* What is expected: Will you output all of the data below exactly, omitting the images?

* Input:
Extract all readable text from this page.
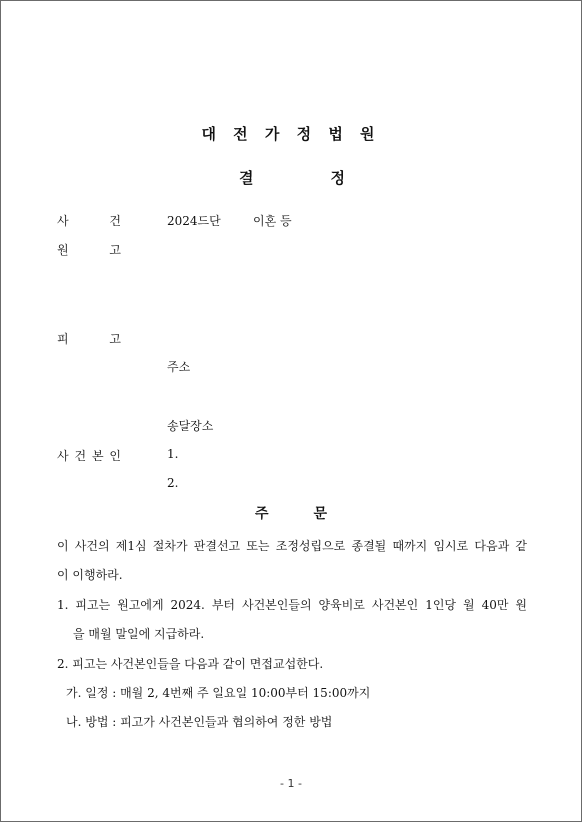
대 전 가 정 법 원
결	정
사	건	2024드단	이혼 등
원	고
피	고
주소
송달장소
사 건 본 인	1.
2.
주	문
이 사건의 제1심 절차가 판결선고 또는 조정성립으로 종결될 때까지 임시로 다음과 같
이 이행하라.
1. 피고는 원고에게 2024. 부터 사건본인들의 양육비로 사건본인 1인당 월 40만 원
을 매월 말일에 지급하라.
2. 피고는 사건본인들을 다음과 같이 면접교섭한다.
가. 일정 : 매월 2, 4번째 주 일요일 10:00부터 15:00까지
나. 방법 : 피고가 사건본인들과 협의하여 정한 방법
- 1 -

* Result of this task:
Extract all readable text from this page.
대 전 가 정 법 원
결	정
사	건	2024드단	이혼 등
원	고
피	고
주소
송달장소
사 건 본 인	1.
2.
주	문
이 사건의 제1심 절차가 판결선고 또는 조정성립으로 종결될 때까지 임시로 다음과 같
이 이행하라.
1. 피고는 원고에게 2024. 부터 사건본인들의 양육비로 사건본인 1인당 월 40만 원
을 매월 말일에 지급하라.
2. 피고는 사건본인들을 다음과 같이 면접교섭한다.
가. 일정 : 매월 2, 4번째 주 일요일 10:00부터 15:00까지
나. 방법 : 피고가 사건본인들과 협의하여 정한 방법
- 1 -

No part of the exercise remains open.